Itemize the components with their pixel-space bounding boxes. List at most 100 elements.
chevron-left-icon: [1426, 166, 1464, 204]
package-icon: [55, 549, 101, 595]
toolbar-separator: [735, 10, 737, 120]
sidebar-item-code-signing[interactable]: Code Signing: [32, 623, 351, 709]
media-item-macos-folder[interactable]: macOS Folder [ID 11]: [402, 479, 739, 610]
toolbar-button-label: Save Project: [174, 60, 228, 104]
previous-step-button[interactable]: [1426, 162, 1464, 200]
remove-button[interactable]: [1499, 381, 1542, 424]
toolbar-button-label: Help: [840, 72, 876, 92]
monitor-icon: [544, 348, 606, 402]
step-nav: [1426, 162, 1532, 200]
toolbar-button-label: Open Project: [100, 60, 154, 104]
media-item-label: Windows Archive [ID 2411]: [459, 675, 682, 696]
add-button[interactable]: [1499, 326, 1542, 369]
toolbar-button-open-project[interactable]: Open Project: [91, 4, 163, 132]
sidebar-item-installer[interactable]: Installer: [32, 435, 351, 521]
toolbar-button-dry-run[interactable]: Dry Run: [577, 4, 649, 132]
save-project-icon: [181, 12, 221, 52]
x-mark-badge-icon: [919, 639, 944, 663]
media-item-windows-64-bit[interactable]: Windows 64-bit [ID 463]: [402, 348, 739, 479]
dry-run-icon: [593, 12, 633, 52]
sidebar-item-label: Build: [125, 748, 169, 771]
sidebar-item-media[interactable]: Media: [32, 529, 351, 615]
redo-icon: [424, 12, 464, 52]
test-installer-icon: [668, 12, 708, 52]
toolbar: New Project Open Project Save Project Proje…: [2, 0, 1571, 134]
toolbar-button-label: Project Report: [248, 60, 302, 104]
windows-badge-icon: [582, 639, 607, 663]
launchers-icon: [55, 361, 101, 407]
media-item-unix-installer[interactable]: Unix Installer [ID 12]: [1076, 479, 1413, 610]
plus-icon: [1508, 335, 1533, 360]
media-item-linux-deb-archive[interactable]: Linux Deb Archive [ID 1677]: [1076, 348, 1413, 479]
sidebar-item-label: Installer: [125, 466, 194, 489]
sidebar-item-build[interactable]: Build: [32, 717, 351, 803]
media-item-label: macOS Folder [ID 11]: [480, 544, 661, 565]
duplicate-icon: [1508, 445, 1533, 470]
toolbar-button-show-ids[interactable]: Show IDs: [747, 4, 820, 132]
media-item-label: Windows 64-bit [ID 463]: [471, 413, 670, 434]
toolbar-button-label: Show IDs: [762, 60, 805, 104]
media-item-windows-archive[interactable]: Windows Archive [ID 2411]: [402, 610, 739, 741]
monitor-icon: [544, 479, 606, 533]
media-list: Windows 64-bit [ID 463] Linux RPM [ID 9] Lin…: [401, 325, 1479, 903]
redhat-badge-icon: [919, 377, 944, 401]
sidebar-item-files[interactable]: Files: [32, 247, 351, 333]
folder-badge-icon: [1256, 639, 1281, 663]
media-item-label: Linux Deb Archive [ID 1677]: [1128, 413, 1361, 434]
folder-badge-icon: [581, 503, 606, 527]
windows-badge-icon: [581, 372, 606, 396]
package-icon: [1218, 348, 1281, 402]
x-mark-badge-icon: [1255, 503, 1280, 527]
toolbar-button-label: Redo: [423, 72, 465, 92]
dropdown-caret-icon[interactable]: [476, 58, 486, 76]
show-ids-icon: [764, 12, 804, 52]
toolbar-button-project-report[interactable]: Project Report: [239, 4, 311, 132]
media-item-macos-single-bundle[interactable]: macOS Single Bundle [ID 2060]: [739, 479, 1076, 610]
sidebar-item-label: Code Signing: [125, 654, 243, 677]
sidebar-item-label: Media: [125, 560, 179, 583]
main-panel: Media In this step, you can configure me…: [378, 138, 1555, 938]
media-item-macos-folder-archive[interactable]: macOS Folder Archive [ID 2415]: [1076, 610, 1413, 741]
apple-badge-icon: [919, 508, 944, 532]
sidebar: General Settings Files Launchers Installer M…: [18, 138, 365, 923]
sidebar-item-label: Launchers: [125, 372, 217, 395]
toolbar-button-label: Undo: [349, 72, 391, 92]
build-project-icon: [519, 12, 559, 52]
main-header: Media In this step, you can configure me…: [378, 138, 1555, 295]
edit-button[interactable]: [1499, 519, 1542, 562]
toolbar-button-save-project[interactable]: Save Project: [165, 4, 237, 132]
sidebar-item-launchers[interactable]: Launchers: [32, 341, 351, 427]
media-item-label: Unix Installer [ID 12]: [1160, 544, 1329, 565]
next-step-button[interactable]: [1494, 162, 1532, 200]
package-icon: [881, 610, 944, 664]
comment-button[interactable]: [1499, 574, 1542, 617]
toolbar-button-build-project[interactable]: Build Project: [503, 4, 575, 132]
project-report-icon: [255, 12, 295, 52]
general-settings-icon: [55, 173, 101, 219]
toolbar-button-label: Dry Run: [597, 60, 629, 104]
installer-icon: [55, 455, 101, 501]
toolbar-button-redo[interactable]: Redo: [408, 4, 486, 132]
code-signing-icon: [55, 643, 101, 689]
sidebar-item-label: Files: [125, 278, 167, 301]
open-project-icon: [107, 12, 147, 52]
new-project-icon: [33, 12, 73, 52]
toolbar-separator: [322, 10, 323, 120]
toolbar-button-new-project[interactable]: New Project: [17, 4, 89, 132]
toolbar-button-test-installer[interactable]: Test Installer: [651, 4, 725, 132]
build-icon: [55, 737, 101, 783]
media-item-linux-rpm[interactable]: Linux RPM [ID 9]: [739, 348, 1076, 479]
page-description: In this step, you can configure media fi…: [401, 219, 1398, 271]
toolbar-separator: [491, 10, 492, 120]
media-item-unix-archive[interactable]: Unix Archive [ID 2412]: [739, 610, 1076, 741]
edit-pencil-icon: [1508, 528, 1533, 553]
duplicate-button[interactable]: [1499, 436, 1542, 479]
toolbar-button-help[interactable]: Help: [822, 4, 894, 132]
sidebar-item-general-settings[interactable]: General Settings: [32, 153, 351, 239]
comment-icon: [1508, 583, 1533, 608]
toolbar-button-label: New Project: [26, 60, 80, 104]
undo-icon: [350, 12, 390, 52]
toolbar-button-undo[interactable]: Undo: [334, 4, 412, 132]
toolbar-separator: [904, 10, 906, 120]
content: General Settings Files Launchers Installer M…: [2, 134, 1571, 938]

□ □ □ □

Output every line of the records above as a JSON list of strings, one string per line, leaving out blank lines.

→ WRITTEN ANSWER:
[
  "Itemize the components with their pixel-space bounding boxes. List at most 100 elements.",
  "chevron-left-icon: [1426, 166, 1464, 204]",
  "package-icon: [55, 549, 101, 595]",
  "toolbar-separator: [735, 10, 737, 120]",
  "sidebar-item-code-signing[interactable]: Code Signing: [32, 623, 351, 709]",
  "media-item-macos-folder[interactable]: macOS Folder [ID 11]: [402, 479, 739, 610]",
  "toolbar-button-label: Save Project: [174, 60, 228, 104]",
  "previous-step-button[interactable]: [1426, 162, 1464, 200]",
  "remove-button[interactable]: [1499, 381, 1542, 424]",
  "toolbar-button-label: Help: [840, 72, 876, 92]",
  "monitor-icon: [544, 348, 606, 402]",
  "step-nav: [1426, 162, 1532, 200]",
  "toolbar-button-label: Open Project: [100, 60, 154, 104]",
  "media-item-label: Windows Archive [ID 2411]: [459, 675, 682, 696]",
  "add-button[interactable]: [1499, 326, 1542, 369]",
  "toolbar-button-open-project[interactable]: Open Project: [91, 4, 163, 132]",
  "sidebar-item-installer[interactable]: Installer: [32, 435, 351, 521]",
  "toolbar-button-dry-run[interactable]: Dry Run: [577, 4, 649, 132]",
  "save-project-icon: [181, 12, 221, 52]",
  "x-mark-badge-icon: [919, 639, 944, 663]",
  "media-item-windows-64-bit[interactable]: Windows 64-bit [ID 463]: [402, 348, 739, 479]",
  "dry-run-icon: [593, 12, 633, 52]",
  "sidebar-item-label: Build: [125, 748, 169, 771]",
  "sidebar-item-media[interactable]: Media: [32, 529, 351, 615]",
  "redo-icon: [424, 12, 464, 52]",
  "test-installer-icon: [668, 12, 708, 52]",
  "toolbar: New Project Open Project Save Project Proje…: [2, 0, 1571, 134]",
  "toolbar-button-label: Project Report: [248, 60, 302, 104]",
  "windows-badge-icon: [582, 639, 607, 663]",
  "launchers-icon: [55, 361, 101, 407]",
  "media-item-unix-installer[interactable]: Unix Installer [ID 12]: [1076, 479, 1413, 610]",
  "plus-icon: [1508, 335, 1533, 360]",
  "media-item-linux-deb-archive[interactable]: Linux Deb Archive [ID 1677]: [1076, 348, 1413, 479]",
  "sidebar-item-label: Installer: [125, 466, 194, 489]",
  "sidebar-item-build[interactable]: Build: [32, 717, 351, 803]",
  "media-item-label: macOS Folder [ID 11]: [480, 544, 661, 565]",
  "duplicate-icon: [1508, 445, 1533, 470]",
  "toolbar-button-show-ids[interactable]: Show IDs: [747, 4, 820, 132]",
  "media-item-label: Windows 64-bit [ID 463]: [471, 413, 670, 434]",
  "toolbar-button-label: Show IDs: [762, 60, 805, 104]",
  "media-item-windows-archive[interactable]: Windows Archive [ID 2411]: [402, 610, 739, 741]",
  "monitor-icon: [544, 479, 606, 533]",
  "media-list: Windows 64-bit [ID 463] Linux RPM [ID 9] Lin…: [401, 325, 1479, 903]",
  "redhat-badge-icon: [919, 377, 944, 401]",
  "sidebar-item-files[interactable]: Files: [32, 247, 351, 333]",
  "folder-badge-icon: [1256, 639, 1281, 663]",
  "media-item-label: Linux Deb Archive [ID 1677]: [1128, 413, 1361, 434]",
  "folder-badge-icon: [581, 503, 606, 527]",
  "windows-badge-icon: [581, 372, 606, 396]",
  "package-icon: [1218, 348, 1281, 402]",
  "x-mark-badge-icon: [1255, 503, 1280, 527]",
  "toolbar-button-label: Redo: [423, 72, 465, 92]",
  "dropdown-caret-icon[interactable]: [476, 58, 486, 76]",
  "show-ids-icon: [764, 12, 804, 52]",
  "toolbar-button-project-report[interactable]: Project Report: [239, 4, 311, 132]",
  "media-item-macos-single-bundle[interactable]: macOS Single Bundle [ID 2060]: [739, 479, 1076, 610]",
  "sidebar-item-label: Code Signing: [125, 654, 243, 677]",
  "sidebar-item-label: Media: [125, 560, 179, 583]",
  "main-panel: Media In this step, you can configure me…: [378, 138, 1555, 938]",
  "media-item-macos-folder-archive[interactable]: macOS Folder Archive [ID 2415]: [1076, 610, 1413, 741]",
  "apple-badge-icon: [919, 508, 944, 532]",
  "sidebar: General Settings Files Launchers Installer M…: [18, 138, 365, 923]",
  "sidebar-item-label: Launchers: [125, 372, 217, 395]",
  "toolbar-button-label: Undo: [349, 72, 391, 92]",
  "build-project-icon: [519, 12, 559, 52]",
  "main-header: Media In this step, you can configure me…: [378, 138, 1555, 295]",
  "edit-button[interactable]: [1499, 519, 1542, 562]",
  "toolbar-button-save-project[interactable]: Save Project: [165, 4, 237, 132]",
  "sidebar-item-launchers[interactable]: Launchers: [32, 341, 351, 427]",
  "media-item-label: Unix Installer [ID 12]: [1160, 544, 1329, 565]",
  "next-step-button[interactable]: [1494, 162, 1532, 200]",
  "package-icon: [881, 610, 944, 664]",
  "comment-button[interactable]: [1499, 574, 1542, 617]",
  "toolbar-button-build-project[interactable]: Build Project: [503, 4, 575, 132]",
  "project-report-icon: [255, 12, 295, 52]",
  "general-settings-icon: [55, 173, 101, 219]",
  "toolbar-button-label: Dry Run: [597, 60, 629, 104]",
  "installer-icon: [55, 455, 101, 501]",
  "toolbar-button-redo[interactable]: Redo: [408, 4, 486, 132]",
  "code-signing-icon: [55, 643, 101, 689]",
  "sidebar-item-label: Files: [125, 278, 167, 301]",
  "open-project-icon: [107, 12, 147, 52]",
  "new-project-icon: [33, 12, 73, 52]",
  "toolbar-separator: [322, 10, 323, 120]",
  "toolbar-button-new-project[interactable]: New Project: [17, 4, 89, 132]",
  "toolbar-button-test-installer[interactable]: Test Installer: [651, 4, 725, 132]",
  "build-icon: [55, 737, 101, 783]",
  "media-item-linux-rpm[interactable]: Linux RPM [ID 9]: [739, 348, 1076, 479]",
  "page-description: In this step, you can configure media fi…: [401, 219, 1398, 271]",
  "toolbar-separator: [491, 10, 492, 120]",
  "media-item-unix-archive[interactable]: Unix Archive [ID 2412]: [739, 610, 1076, 741]",
  "edit-pencil-icon: [1508, 528, 1533, 553]",
  "duplicate-button[interactable]: [1499, 436, 1542, 479]",
  "toolbar-button-help[interactable]: Help: [822, 4, 894, 132]",
  "sidebar-item-general-settings[interactable]: General Settings: [32, 153, 351, 239]",
  "comment-icon: [1508, 583, 1533, 608]",
  "toolbar-button-label: New Project: [26, 60, 80, 104]",
  "undo-icon: [350, 12, 390, 52]",
  "toolbar-button-undo[interactable]: Undo: [334, 4, 412, 132]",
  "toolbar-separator: [904, 10, 906, 120]",
  "content: General Settings Files Launchers Installer M…: [2, 134, 1571, 938]"
]